Given task ->
Write out every entry exactly as given, but omit the pictures.

_ _ _ _ _ _ _

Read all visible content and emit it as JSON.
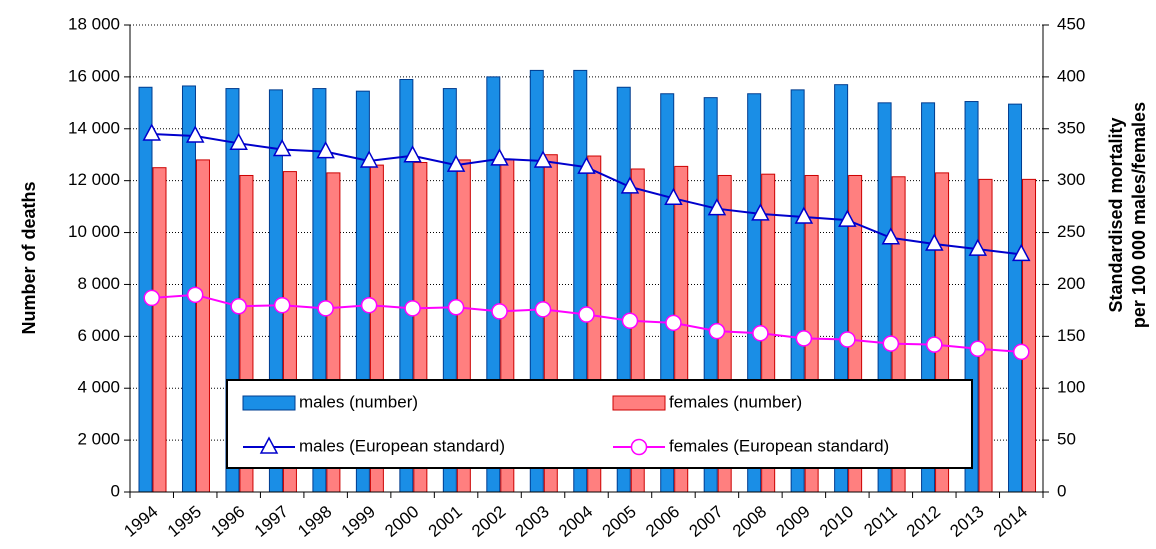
{
  "chart_data": {
    "type": "bar-line",
    "categories": [
      "1994",
      "1995",
      "1996",
      "1997",
      "1998",
      "1999",
      "2000",
      "2001",
      "2002",
      "2003",
      "2004",
      "2005",
      "2006",
      "2007",
      "2008",
      "2009",
      "2010",
      "2011",
      "2012",
      "2013",
      "2014"
    ],
    "series": [
      {
        "name": "males (number)",
        "kind": "bar",
        "color": "#1a8ee6",
        "values": [
          15600,
          15650,
          15550,
          15500,
          15550,
          15450,
          15900,
          15550,
          16000,
          16250,
          16250,
          15600,
          15350,
          15200,
          15350,
          15500,
          15700,
          15000,
          15000,
          15050,
          14950
        ]
      },
      {
        "name": "females (number)",
        "kind": "bar",
        "color": "#ff7f7f",
        "values": [
          12500,
          12800,
          12200,
          12350,
          12300,
          12600,
          12700,
          12800,
          12800,
          13000,
          12950,
          12450,
          12550,
          12200,
          12250,
          12200,
          12200,
          12150,
          12300,
          12050,
          12050
        ]
      },
      {
        "name": "males (European standard)",
        "kind": "line",
        "marker": "triangle",
        "axis": "y2",
        "color": "#0000cc",
        "values": [
          345,
          343,
          336,
          330,
          328,
          319,
          324,
          315,
          321,
          319,
          313,
          294,
          283,
          273,
          268,
          265,
          262,
          245,
          239,
          234,
          229
        ]
      },
      {
        "name": "females (European standard)",
        "kind": "line",
        "marker": "circle",
        "axis": "y2",
        "color": "#ff00ff",
        "values": [
          187,
          190,
          179,
          180,
          177,
          180,
          177,
          178,
          174,
          176,
          171,
          165,
          163,
          155,
          153,
          148,
          147,
          143,
          142,
          138,
          135
        ]
      }
    ],
    "ylabel": "Number of deaths",
    "y2label": [
      "Standardised mortality",
      "per 100 000 males/females"
    ],
    "ylim": [
      0,
      18000
    ],
    "yticks": [
      0,
      {
        "value": 2000,
        "label": "2 000"
      },
      {
        "value": 4000,
        "label": "4 000"
      },
      {
        "value": 6000,
        "label": "6 000"
      },
      {
        "value": 8000,
        "label": "8 000"
      },
      {
        "value": 10000,
        "label": "10 000"
      },
      {
        "value": 12000,
        "label": "12 000"
      },
      {
        "value": 14000,
        "label": "14 000"
      },
      {
        "value": 16000,
        "label": "16 000"
      },
      {
        "value": 18000,
        "label": "18 000"
      }
    ],
    "y2lim": [
      0,
      450
    ],
    "y2ticks": [
      0,
      50,
      100,
      150,
      200,
      250,
      300,
      350,
      400,
      450
    ],
    "grid": true,
    "legend": "lower center"
  }
}
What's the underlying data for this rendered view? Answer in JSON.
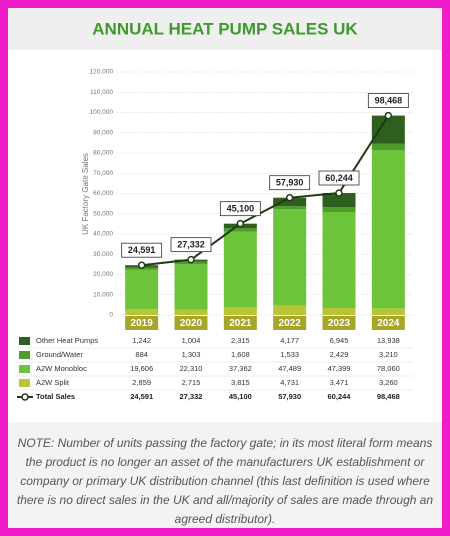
{
  "chart_data": {
    "type": "bar",
    "title": "ANNUAL HEAT PUMP SALES UK",
    "y_label": "UK Factory Gate Sales",
    "categories": [
      "2019",
      "2020",
      "2021",
      "2022",
      "2023",
      "2024"
    ],
    "series": [
      {
        "name": "Other Heat Pumps",
        "color": "#2f5f1f",
        "values": [
          1242,
          1004,
          2315,
          4177,
          6945,
          13938
        ],
        "value_labels": [
          "1,242",
          "1,004",
          "2,315",
          "4,177",
          "6,945",
          "13,938"
        ]
      },
      {
        "name": "Ground/Water",
        "color": "#4f9b2c",
        "values": [
          884,
          1303,
          1608,
          1533,
          2429,
          3210
        ],
        "value_labels": [
          "884",
          "1,303",
          "1,608",
          "1,533",
          "2,429",
          "3,210"
        ]
      },
      {
        "name": "A2W Monobloc",
        "color": "#6cc43b",
        "values": [
          19606,
          22310,
          37362,
          47489,
          47399,
          78060
        ],
        "value_labels": [
          "19,606",
          "22,310",
          "37,362",
          "47,489",
          "47,399",
          "78,060"
        ]
      },
      {
        "name": "A2W Split",
        "color": "#b7c536",
        "values": [
          2859,
          2715,
          3815,
          4731,
          3471,
          3260
        ],
        "value_labels": [
          "2,859",
          "2,715",
          "3,815",
          "4,731",
          "3,471",
          "3,260"
        ]
      }
    ],
    "total": {
      "name": "Total Sales",
      "color": "#1e3b13",
      "values": [
        24591,
        27332,
        45100,
        57930,
        60244,
        98468
      ],
      "value_labels": [
        "24,591",
        "27,332",
        "45,100",
        "57,930",
        "60,244",
        "98,468"
      ]
    },
    "ylim": [
      0,
      120000
    ],
    "yticks": [
      0,
      {
        "value": 10000,
        "label": "10,000"
      },
      {
        "value": 20000,
        "label": "20,000"
      },
      {
        "value": 30000,
        "label": "30,000"
      },
      {
        "value": 40000,
        "label": "40,000"
      },
      {
        "value": 50000,
        "label": "50,000"
      },
      {
        "value": 60000,
        "label": "60,000"
      },
      {
        "value": 70000,
        "label": "70,000"
      },
      {
        "value": 80000,
        "label": "80,000"
      },
      {
        "value": 90000,
        "label": "90,000"
      },
      {
        "value": 100000,
        "label": "100,000"
      },
      {
        "value": 110000,
        "label": "110,000"
      },
      {
        "value": 120000,
        "label": "120,000"
      }
    ],
    "grid": true
  },
  "note": "NOTE: Number of units passing the factory gate; in its most literal form means the product is no longer an asset of the manufacturers UK establishment or company or primary UK distribution channel (this last definition is used where there is no direct sales in the UK and all/majority of sales are made through an agreed distributor)."
}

_ _ _ _ _ _ _

Final result ->
Read all visible content and emit it as JSON.
{
  "chart_data": {
    "type": "bar-line",
    "categories": [
      "1994",
      "1995",
      "1996",
      "1997",
      "1998",
      "1999",
      "2000",
      "2001",
      "2002",
      "2003",
      "2004",
      "2005",
      "2006",
      "2007",
      "2008",
      "2009",
      "2010",
      "2011",
      "2012",
      "2013",
      "2014"
    ],
    "series": [
      {
        "name": "males (number)",
        "kind": "bar",
        "color": "#1a8ee6",
        "values": [
          15600,
          15650,
          15550,
          15500,
          15550,
          15450,
          15900,
          15550,
          16000,
          16250,
          16250,
          15600,
          15350,
          15200,
          15350,
          15500,
          15700,
          15000,
          15000,
          15050,
          14950
        ]
      },
      {
        "name": "females (number)",
        "kind": "bar",
        "color": "#ff7f7f",
        "values": [
          12500,
          12800,
          12200,
          12350,
          12300,
          12600,
          12700,
          12800,
          12800,
          13000,
          12950,
          12450,
          12550,
          12200,
          12250,
          12200,
          12200,
          12150,
          12300,
          12050,
          12050
        ]
      },
      {
        "name": "males (European standard)",
        "kind": "line",
        "marker": "triangle",
        "axis": "y2",
        "color": "#0000cc",
        "values": [
          345,
          343,
          336,
          330,
          328,
          319,
          324,
          315,
          321,
          319,
          313,
          294,
          283,
          273,
          268,
          265,
          262,
          245,
          239,
          234,
          229
        ]
      },
      {
        "name": "females (European standard)",
        "kind": "line",
        "marker": "circle",
        "axis": "y2",
        "color": "#ff00ff",
        "values": [
          187,
          190,
          179,
          180,
          177,
          180,
          177,
          178,
          174,
          176,
          171,
          165,
          163,
          155,
          153,
          148,
          147,
          143,
          142,
          138,
          135
        ]
      }
    ],
    "ylabel": "Number of deaths",
    "y2label": [
      "Standardised mortality",
      "per 100 000 males/females"
    ],
    "ylim": [
      0,
      18000
    ],
    "yticks": [
      0,
      {
        "value": 2000,
        "label": "2 000"
      },
      {
        "value": 4000,
        "label": "4 000"
      },
      {
        "value": 6000,
        "label": "6 000"
      },
      {
        "value": 8000,
        "label": "8 000"
      },
      {
        "value": 10000,
        "label": "10 000"
      },
      {
        "value": 12000,
        "label": "12 000"
      },
      {
        "value": 14000,
        "label": "14 000"
      },
      {
        "value": 16000,
        "label": "16 000"
      },
      {
        "value": 18000,
        "label": "18 000"
      }
    ],
    "y2lim": [
      0,
      450
    ],
    "y2ticks": [
      0,
      50,
      100,
      150,
      200,
      250,
      300,
      350,
      400,
      450
    ],
    "grid": true,
    "legend": "lower center"
  }
}
What's the underlying data for this rendered view? Answer in JSON.
{
  "chart_data": {
    "type": "bar",
    "title": "ANNUAL HEAT PUMP SALES UK",
    "y_label": "UK Factory Gate Sales",
    "categories": [
      "2019",
      "2020",
      "2021",
      "2022",
      "2023",
      "2024"
    ],
    "series": [
      {
        "name": "Other Heat Pumps",
        "color": "#2f5f1f",
        "values": [
          1242,
          1004,
          2315,
          4177,
          6945,
          13938
        ],
        "value_labels": [
          "1,242",
          "1,004",
          "2,315",
          "4,177",
          "6,945",
          "13,938"
        ]
      },
      {
        "name": "Ground/Water",
        "color": "#4f9b2c",
        "values": [
          884,
          1303,
          1608,
          1533,
          2429,
          3210
        ],
        "value_labels": [
          "884",
          "1,303",
          "1,608",
          "1,533",
          "2,429",
          "3,210"
        ]
      },
      {
        "name": "A2W Monobloc",
        "color": "#6cc43b",
        "values": [
          19606,
          22310,
          37362,
          47489,
          47399,
          78060
        ],
        "value_labels": [
          "19,606",
          "22,310",
          "37,362",
          "47,489",
          "47,399",
          "78,060"
        ]
      },
      {
        "name": "A2W Split",
        "color": "#b7c536",
        "values": [
          2859,
          2715,
          3815,
          4731,
          3471,
          3260
        ],
        "value_labels": [
          "2,859",
          "2,715",
          "3,815",
          "4,731",
          "3,471",
          "3,260"
        ]
      }
    ],
    "total": {
      "name": "Total Sales",
      "color": "#1e3b13",
      "values": [
        24591,
        27332,
        45100,
        57930,
        60244,
        98468
      ],
      "value_labels": [
        "24,591",
        "27,332",
        "45,100",
        "57,930",
        "60,244",
        "98,468"
      ]
    },
    "ylim": [
      0,
      120000
    ],
    "yticks": [
      0,
      {
        "value": 10000,
        "label": "10,000"
      },
      {
        "value": 20000,
        "label": "20,000"
      },
      {
        "value": 30000,
        "label": "30,000"
      },
      {
        "value": 40000,
        "label": "40,000"
      },
      {
        "value": 50000,
        "label": "50,000"
      },
      {
        "value": 60000,
        "label": "60,000"
      },
      {
        "value": 70000,
        "label": "70,000"
      },
      {
        "value": 80000,
        "label": "80,000"
      },
      {
        "value": 90000,
        "label": "90,000"
      },
      {
        "value": 100000,
        "label": "100,000"
      },
      {
        "value": 110000,
        "label": "110,000"
      },
      {
        "value": 120000,
        "label": "120,000"
      }
    ],
    "grid": true
  },
  "note": "NOTE: Number of units passing the factory gate; in its most literal form means the product is no longer an asset of the manufacturers UK establishment or company or primary UK distribution channel (this last definition is used where there is no direct sales in the UK and all/majority of sales are made through an agreed distributor)."
}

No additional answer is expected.